Set task: Extract each line of the material that follows exactly and omit its pictures.

— BEGIN Provided entries —

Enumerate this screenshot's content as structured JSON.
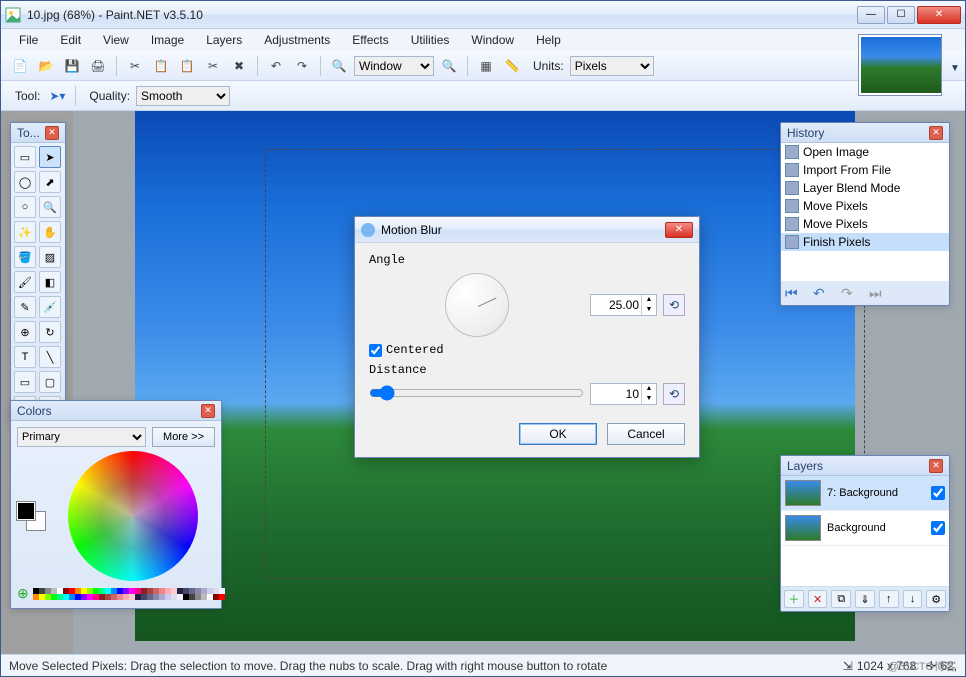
{
  "titlebar": {
    "title": "10.jpg (68%) - Paint.NET v3.5.10"
  },
  "menu": {
    "items": [
      "File",
      "Edit",
      "View",
      "Image",
      "Layers",
      "Adjustments",
      "Effects",
      "Utilities",
      "Window",
      "Help"
    ]
  },
  "toolbar1": {
    "zoom_mode": "Window",
    "units_label": "Units:",
    "units_value": "Pixels"
  },
  "toolbar2": {
    "tool_label": "Tool:",
    "quality_label": "Quality:",
    "quality_value": "Smooth"
  },
  "panels": {
    "tools_title": "To...",
    "colors_title": "Colors",
    "colors_primary_label": "Primary",
    "colors_more": "More >>",
    "history_title": "History",
    "layers_title": "Layers"
  },
  "history": {
    "items": [
      {
        "label": "Open Image"
      },
      {
        "label": "Import From File"
      },
      {
        "label": "Layer Blend Mode"
      },
      {
        "label": "Move Pixels"
      },
      {
        "label": "Move Pixels"
      },
      {
        "label": "Finish Pixels"
      }
    ],
    "selected_index": 5
  },
  "layers": {
    "items": [
      {
        "label": "7: Background",
        "checked": true,
        "selected": true
      },
      {
        "label": "Background",
        "checked": true,
        "selected": false
      }
    ]
  },
  "dialog": {
    "title": "Motion Blur",
    "angle_label": "Angle",
    "angle_value": "25.00",
    "centered_label": "Centered",
    "centered_checked": true,
    "distance_label": "Distance",
    "distance_value": "10",
    "ok": "OK",
    "cancel": "Cancel"
  },
  "statusbar": {
    "hint": "Move Selected Pixels: Drag the selection to move. Drag the nubs to scale. Drag with right mouse button to rotate",
    "image_size": "1024 x 768",
    "cursor": "62,",
    "watermark": "@51CTO博客"
  }
}
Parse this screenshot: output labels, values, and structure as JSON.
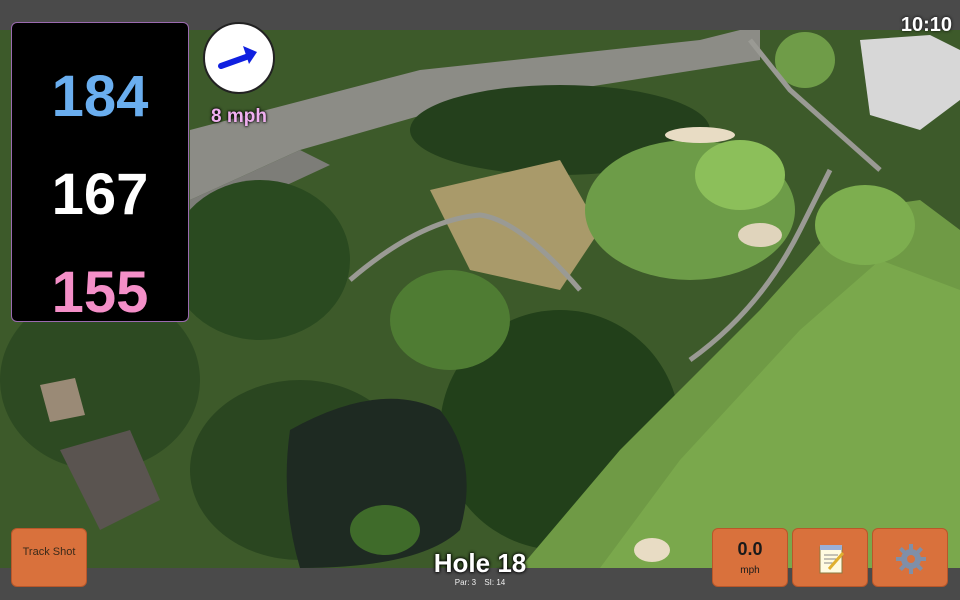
{
  "clock": "10:10",
  "distances": {
    "back": "184",
    "middle": "167",
    "front": "155"
  },
  "wind": {
    "speed_label": "8 mph",
    "arrow_color": "#1020e0",
    "icon": "wind-arrow-icon"
  },
  "hole": {
    "title": "Hole 18",
    "par": "Par: 3",
    "si": "SI: 14"
  },
  "buttons": {
    "track_shot": "Track Shot",
    "wind_value": "0.0",
    "wind_unit": "mph",
    "notes_icon": "notepad-icon",
    "settings_icon": "gear-icon"
  },
  "colors": {
    "back": "#6aaeef",
    "middle": "#ffffff",
    "front": "#f48fc8",
    "button": "#d9713c"
  }
}
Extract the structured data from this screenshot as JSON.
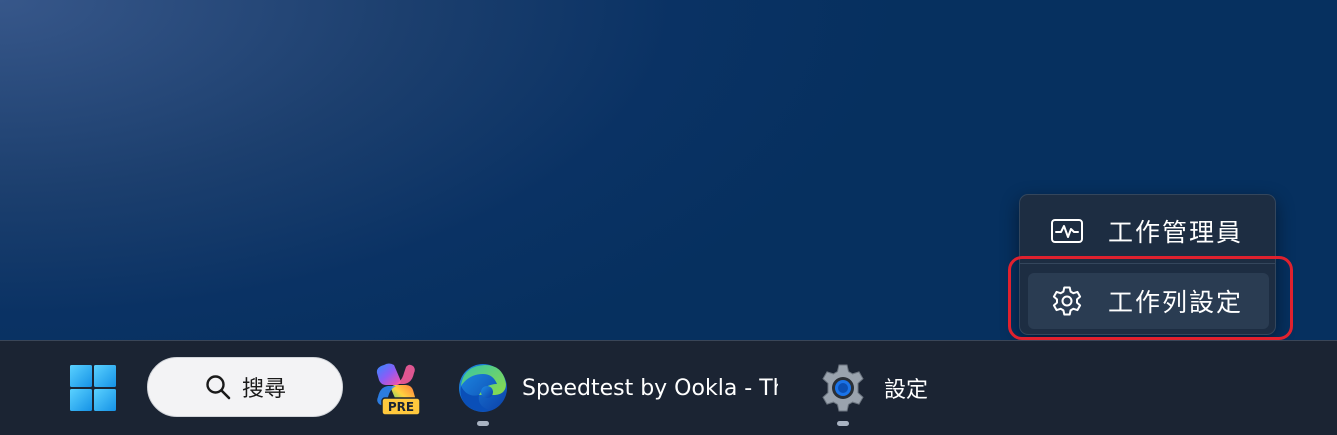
{
  "context_menu": {
    "items": [
      {
        "label": "工作管理員",
        "icon": "task-manager-icon"
      },
      {
        "label": "工作列設定",
        "icon": "gear-icon"
      }
    ]
  },
  "taskbar": {
    "start": {
      "icon": "windows-logo-icon"
    },
    "search": {
      "label": "搜尋",
      "icon": "search-icon"
    },
    "copilot": {
      "badge": "PRE",
      "icon": "copilot-icon"
    },
    "edge": {
      "title": "Speedtest by Ookla - The Global Broadband Speed Test",
      "icon": "edge-icon"
    },
    "settings": {
      "title": "設定",
      "icon": "settings-gear-icon"
    }
  },
  "colors": {
    "highlight_ring": "#e0212e",
    "menu_background": "#1d2d42",
    "taskbar_background": "#1b2433",
    "accent_blue": "#0078d4"
  }
}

— END Provided entries —

The response:
Enumerate this screenshot's content as structured JSON.
{
  "titlebar": {
    "title": "10.jpg (68%) - Paint.NET v3.5.10"
  },
  "menu": {
    "items": [
      "File",
      "Edit",
      "View",
      "Image",
      "Layers",
      "Adjustments",
      "Effects",
      "Utilities",
      "Window",
      "Help"
    ]
  },
  "toolbar1": {
    "zoom_mode": "Window",
    "units_label": "Units:",
    "units_value": "Pixels"
  },
  "toolbar2": {
    "tool_label": "Tool:",
    "quality_label": "Quality:",
    "quality_value": "Smooth"
  },
  "panels": {
    "tools_title": "To...",
    "colors_title": "Colors",
    "colors_primary_label": "Primary",
    "colors_more": "More >>",
    "history_title": "History",
    "layers_title": "Layers"
  },
  "history": {
    "items": [
      {
        "label": "Open Image"
      },
      {
        "label": "Import From File"
      },
      {
        "label": "Layer Blend Mode"
      },
      {
        "label": "Move Pixels"
      },
      {
        "label": "Move Pixels"
      },
      {
        "label": "Finish Pixels"
      }
    ],
    "selected_index": 5
  },
  "layers": {
    "items": [
      {
        "label": "7: Background",
        "checked": true,
        "selected": true
      },
      {
        "label": "Background",
        "checked": true,
        "selected": false
      }
    ]
  },
  "dialog": {
    "title": "Motion Blur",
    "angle_label": "Angle",
    "angle_value": "25.00",
    "centered_label": "Centered",
    "centered_checked": true,
    "distance_label": "Distance",
    "distance_value": "10",
    "ok": "OK",
    "cancel": "Cancel"
  },
  "statusbar": {
    "hint": "Move Selected Pixels: Drag the selection to move. Drag the nubs to scale. Drag with right mouse button to rotate",
    "image_size": "1024 x 768",
    "cursor": "62,",
    "watermark": "@51CTO博客"
  }
}
Parse this screenshot: output labels, values, and structure as JSON.
{
  "clock": "10:10",
  "distances": {
    "back": "184",
    "middle": "167",
    "front": "155"
  },
  "wind": {
    "speed_label": "8 mph",
    "arrow_color": "#1020e0",
    "icon": "wind-arrow-icon"
  },
  "hole": {
    "title": "Hole 18",
    "par": "Par: 3",
    "si": "SI: 14"
  },
  "buttons": {
    "track_shot": "Track Shot",
    "wind_value": "0.0",
    "wind_unit": "mph",
    "notes_icon": "notepad-icon",
    "settings_icon": "gear-icon"
  },
  "colors": {
    "back": "#6aaeef",
    "middle": "#ffffff",
    "front": "#f48fc8",
    "button": "#d9713c"
  }
}
Extract the structured data from this screenshot as JSON.
{
  "context_menu": {
    "items": [
      {
        "label": "工作管理員",
        "icon": "task-manager-icon"
      },
      {
        "label": "工作列設定",
        "icon": "gear-icon"
      }
    ]
  },
  "taskbar": {
    "start": {
      "icon": "windows-logo-icon"
    },
    "search": {
      "label": "搜尋",
      "icon": "search-icon"
    },
    "copilot": {
      "badge": "PRE",
      "icon": "copilot-icon"
    },
    "edge": {
      "title": "Speedtest by Ookla - The Global Broadband Speed Test",
      "icon": "edge-icon"
    },
    "settings": {
      "title": "設定",
      "icon": "settings-gear-icon"
    }
  },
  "colors": {
    "highlight_ring": "#e0212e",
    "menu_background": "#1d2d42",
    "taskbar_background": "#1b2433",
    "accent_blue": "#0078d4"
  }
}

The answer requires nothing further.